Stored records
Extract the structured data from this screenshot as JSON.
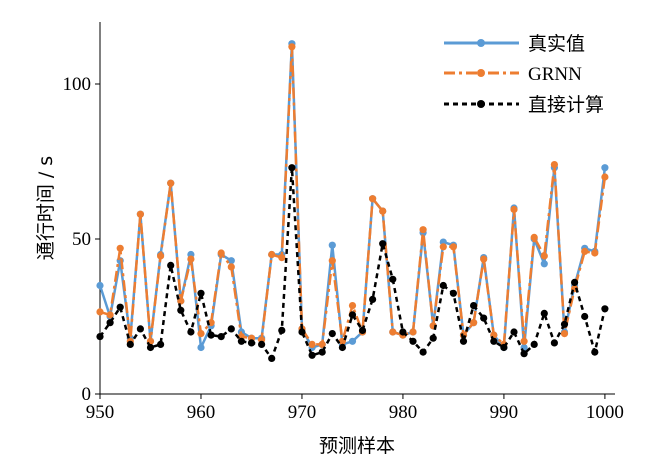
{
  "chart_data": {
    "type": "line",
    "title": "",
    "xlabel": "预测样本",
    "ylabel": "通行时间 / s",
    "xlim": [
      950,
      1001
    ],
    "ylim": [
      0,
      120
    ],
    "x_ticks": [
      950,
      960,
      970,
      980,
      990,
      1000
    ],
    "y_ticks": [
      0,
      50,
      100
    ],
    "grid": false,
    "legend_position": "top-right",
    "x": [
      950,
      951,
      952,
      953,
      954,
      955,
      956,
      957,
      958,
      959,
      960,
      961,
      962,
      963,
      964,
      965,
      966,
      967,
      968,
      969,
      970,
      971,
      972,
      973,
      974,
      975,
      976,
      977,
      978,
      979,
      980,
      981,
      982,
      983,
      984,
      985,
      986,
      987,
      988,
      989,
      990,
      991,
      992,
      993,
      994,
      995,
      996,
      997,
      998,
      999,
      1000
    ],
    "series": [
      {
        "name": "真实值",
        "color": "#5b9bd5",
        "style": "solid",
        "values": [
          35,
          25,
          43,
          18,
          58,
          17,
          45,
          68,
          30,
          45,
          15,
          22,
          45,
          43,
          20,
          18,
          18,
          45,
          45,
          113,
          21,
          15,
          16,
          48,
          16,
          17,
          20,
          63,
          59,
          20,
          19,
          20,
          52,
          22,
          49,
          48,
          19,
          23,
          44,
          19,
          15,
          60,
          15,
          50,
          42,
          73,
          20,
          35,
          47,
          46,
          73
        ]
      },
      {
        "name": "GRNN",
        "color": "#ed7d31",
        "style": "dashdot",
        "values": [
          26.5,
          25.5,
          47,
          17,
          58,
          17,
          44.5,
          68,
          30,
          43.5,
          19.5,
          23,
          45.5,
          41,
          18.5,
          18,
          17.5,
          45,
          44,
          112,
          21,
          16,
          16,
          43,
          17,
          28.5,
          20,
          63,
          59,
          20,
          19,
          20,
          53,
          22,
          47.5,
          47.5,
          19,
          23,
          43.5,
          19,
          16,
          59.5,
          17,
          50.5,
          44.5,
          74,
          19.5,
          34,
          46,
          45.5,
          70
        ]
      },
      {
        "name": "直接计算",
        "color": "#000000",
        "style": "dashed",
        "values": [
          18.5,
          23,
          28,
          16,
          21,
          15,
          16,
          41.5,
          27,
          20,
          32.5,
          19,
          18.5,
          21,
          17,
          16.5,
          16,
          11.5,
          20.5,
          73,
          20,
          12.5,
          13.5,
          19.5,
          15,
          25.5,
          20.5,
          30.5,
          48.5,
          37,
          20,
          17,
          13.5,
          18,
          35,
          32.5,
          17,
          28.5,
          24.5,
          17,
          15,
          20,
          13,
          16,
          26,
          16.5,
          22.5,
          36,
          25,
          13.5,
          27.5
        ]
      }
    ]
  }
}
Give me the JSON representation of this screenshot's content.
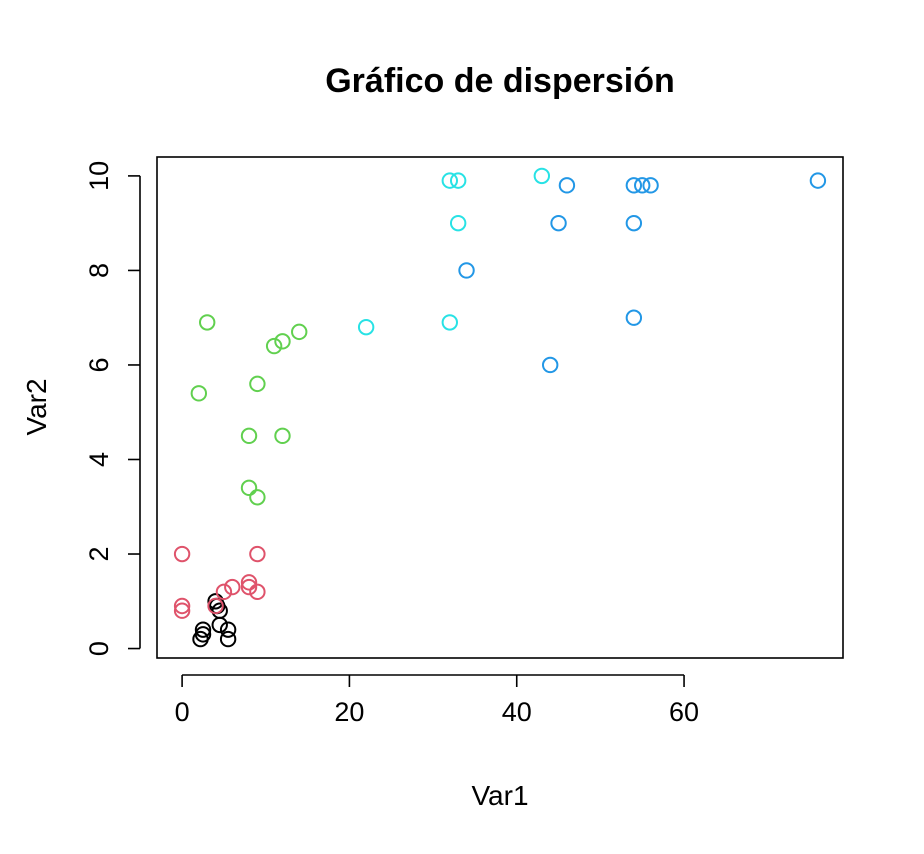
{
  "chart_data": {
    "type": "scatter",
    "title": "Gráfico de dispersión",
    "xlabel": "Var1",
    "ylabel": "Var2",
    "xlim": [
      -3,
      79
    ],
    "ylim": [
      -0.2,
      10.4
    ],
    "xticks": [
      0,
      20,
      40,
      60
    ],
    "yticks": [
      0,
      2,
      4,
      6,
      8,
      10
    ],
    "grid": false,
    "marker": "open-circle",
    "series": [
      {
        "color": "#000000",
        "points": [
          [
            2.2,
            0.2
          ],
          [
            2.5,
            0.3
          ],
          [
            2.5,
            0.4
          ],
          [
            4,
            1.0
          ],
          [
            4.2,
            0.9
          ],
          [
            4.5,
            0.8
          ],
          [
            4.5,
            0.5
          ],
          [
            5.5,
            0.4
          ],
          [
            5.5,
            0.2
          ]
        ]
      },
      {
        "color": "#DF536B",
        "points": [
          [
            0,
            2.0
          ],
          [
            0,
            0.9
          ],
          [
            0,
            0.8
          ],
          [
            4,
            0.9
          ],
          [
            5,
            1.2
          ],
          [
            6,
            1.3
          ],
          [
            8,
            1.4
          ],
          [
            8,
            1.3
          ],
          [
            9,
            2.0
          ],
          [
            9,
            1.2
          ]
        ]
      },
      {
        "color": "#61D04F",
        "points": [
          [
            2,
            5.4
          ],
          [
            3,
            6.9
          ],
          [
            8,
            4.5
          ],
          [
            8,
            3.4
          ],
          [
            9,
            5.6
          ],
          [
            9,
            3.2
          ],
          [
            11,
            6.4
          ],
          [
            12,
            6.5
          ],
          [
            12,
            4.5
          ],
          [
            14,
            6.7
          ]
        ]
      },
      {
        "color": "#28E2E5",
        "points": [
          [
            22,
            6.8
          ],
          [
            32,
            9.9
          ],
          [
            32,
            6.9
          ],
          [
            33,
            9.9
          ],
          [
            33,
            9.0
          ],
          [
            43,
            10.0
          ]
        ]
      },
      {
        "color": "#2297E6",
        "points": [
          [
            34,
            8.0
          ],
          [
            44,
            6.0
          ],
          [
            45,
            9.0
          ],
          [
            46,
            9.8
          ],
          [
            54,
            9.8
          ],
          [
            54,
            9.0
          ],
          [
            54,
            7.0
          ],
          [
            55,
            9.8
          ],
          [
            56,
            9.8
          ],
          [
            76,
            9.9
          ]
        ]
      }
    ]
  }
}
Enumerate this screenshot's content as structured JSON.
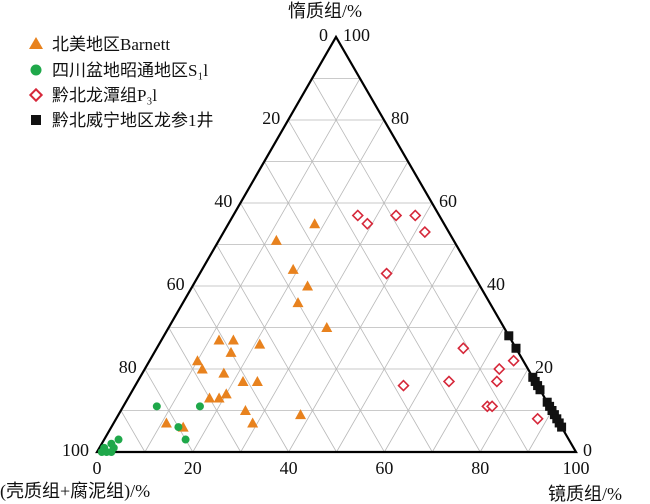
{
  "chart_data": {
    "type": "ternary-scatter",
    "axes": {
      "top": {
        "label": "惰质组/%",
        "ticks": [
          "0",
          "20",
          "40",
          "60",
          "80",
          "100"
        ]
      },
      "left": {
        "label": "(壳质组+腐泥组)/%",
        "ticks": [
          "100",
          "80",
          "60",
          "40",
          "20",
          "0"
        ]
      },
      "right": {
        "label": "镜质组/%",
        "ticks": [
          "100",
          "80",
          "60",
          "40",
          "20",
          "0"
        ]
      }
    },
    "bottom_ticks": [
      "0",
      "20",
      "40",
      "60",
      "80",
      "100"
    ],
    "left_ticks": [
      "100",
      "80",
      "60",
      "40",
      "20",
      "0"
    ],
    "right_ticks": [
      "0",
      "20",
      "40",
      "60",
      "80",
      "100"
    ],
    "grid": true,
    "legend_position": "top-left",
    "series": [
      {
        "name": "北美地区Barnett",
        "marker": "triangle",
        "color": "#e8821e",
        "points": [
          {
            "inertinite": 55,
            "vitrinite": 18
          },
          {
            "inertinite": 51,
            "vitrinite": 12
          },
          {
            "inertinite": 44,
            "vitrinite": 19
          },
          {
            "inertinite": 40,
            "vitrinite": 24
          },
          {
            "inertinite": 36,
            "vitrinite": 24
          },
          {
            "inertinite": 27,
            "vitrinite": 15
          },
          {
            "inertinite": 30,
            "vitrinite": 33
          },
          {
            "inertinite": 26,
            "vitrinite": 21
          },
          {
            "inertinite": 27,
            "vitrinite": 12
          },
          {
            "inertinite": 24,
            "vitrinite": 16
          },
          {
            "inertinite": 22,
            "vitrinite": 10
          },
          {
            "inertinite": 20,
            "vitrinite": 12
          },
          {
            "inertinite": 19,
            "vitrinite": 17
          },
          {
            "inertinite": 17,
            "vitrinite": 22
          },
          {
            "inertinite": 17,
            "vitrinite": 25
          },
          {
            "inertinite": 14,
            "vitrinite": 20
          },
          {
            "inertinite": 13,
            "vitrinite": 17
          },
          {
            "inertinite": 13,
            "vitrinite": 19
          },
          {
            "inertinite": 10,
            "vitrinite": 26
          },
          {
            "inertinite": 9,
            "vitrinite": 38
          },
          {
            "inertinite": 7,
            "vitrinite": 11
          },
          {
            "inertinite": 6,
            "vitrinite": 15
          },
          {
            "inertinite": 7,
            "vitrinite": 29
          }
        ]
      },
      {
        "name": "四川盆地昭通地区S₁l",
        "marker": "circle",
        "color": "#1fa84a",
        "points": [
          {
            "inertinite": 11,
            "vitrinite": 16
          },
          {
            "inertinite": 11,
            "vitrinite": 7
          },
          {
            "inertinite": 6,
            "vitrinite": 14
          },
          {
            "inertinite": 3,
            "vitrinite": 17
          },
          {
            "inertinite": 3,
            "vitrinite": 3
          },
          {
            "inertinite": 2,
            "vitrinite": 2
          },
          {
            "inertinite": 1,
            "vitrinite": 3
          },
          {
            "inertinite": 1,
            "vitrinite": 1
          },
          {
            "inertinite": 0,
            "vitrinite": 1
          },
          {
            "inertinite": 0,
            "vitrinite": 2
          },
          {
            "inertinite": 0,
            "vitrinite": 3
          }
        ]
      },
      {
        "name": "黔北龙潭组P₃l",
        "marker": "diamond-open",
        "color": "#d6283a",
        "points": [
          {
            "inertinite": 57,
            "vitrinite": 34
          },
          {
            "inertinite": 57,
            "vitrinite": 38
          },
          {
            "inertinite": 53,
            "vitrinite": 42
          },
          {
            "inertinite": 57,
            "vitrinite": 26
          },
          {
            "inertinite": 55,
            "vitrinite": 29
          },
          {
            "inertinite": 43,
            "vitrinite": 39
          },
          {
            "inertinite": 25,
            "vitrinite": 64
          },
          {
            "inertinite": 22,
            "vitrinite": 76
          },
          {
            "inertinite": 20,
            "vitrinite": 74
          },
          {
            "inertinite": 17,
            "vitrinite": 75
          },
          {
            "inertinite": 17,
            "vitrinite": 65
          },
          {
            "inertinite": 16,
            "vitrinite": 56
          },
          {
            "inertinite": 11,
            "vitrinite": 76
          },
          {
            "inertinite": 11,
            "vitrinite": 77
          },
          {
            "inertinite": 8,
            "vitrinite": 88
          }
        ]
      },
      {
        "name": "黔北威宁地区龙参1井",
        "marker": "square",
        "color": "#111111",
        "points": [
          {
            "inertinite": 28,
            "vitrinite": 72
          },
          {
            "inertinite": 25,
            "vitrinite": 75
          },
          {
            "inertinite": 18,
            "vitrinite": 82
          },
          {
            "inertinite": 17,
            "vitrinite": 83
          },
          {
            "inertinite": 16,
            "vitrinite": 84
          },
          {
            "inertinite": 15,
            "vitrinite": 85
          },
          {
            "inertinite": 12,
            "vitrinite": 88
          },
          {
            "inertinite": 11,
            "vitrinite": 89
          },
          {
            "inertinite": 10,
            "vitrinite": 90
          },
          {
            "inertinite": 9,
            "vitrinite": 91
          },
          {
            "inertinite": 8,
            "vitrinite": 92
          },
          {
            "inertinite": 7,
            "vitrinite": 93
          },
          {
            "inertinite": 6,
            "vitrinite": 94
          }
        ]
      }
    ]
  }
}
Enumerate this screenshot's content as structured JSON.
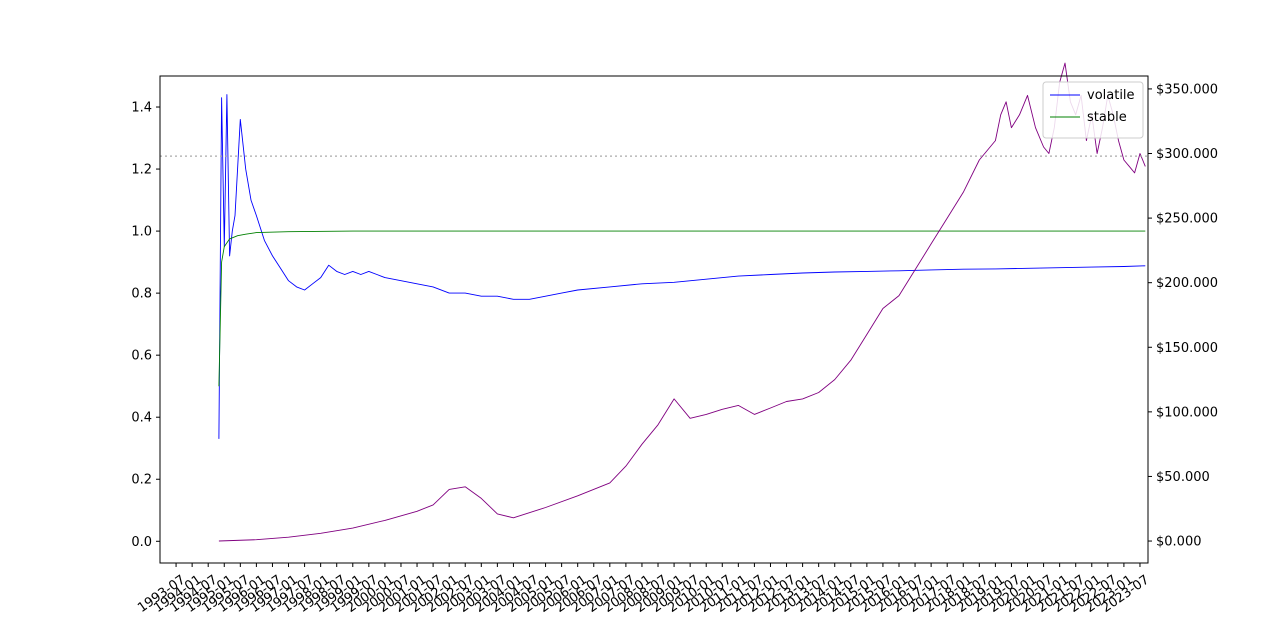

Given instruction
Return each line with "name".

Reply
        "name": "真实值",
        "name": "GRNN",
        "name": "直接计算",
        "name": "北美地区Barnett",
        "name": "四川盆地昭通地区S₁l",
        "name": "黔北龙潭组P₃l",
        "name": "黔北威宁地区龙参1井",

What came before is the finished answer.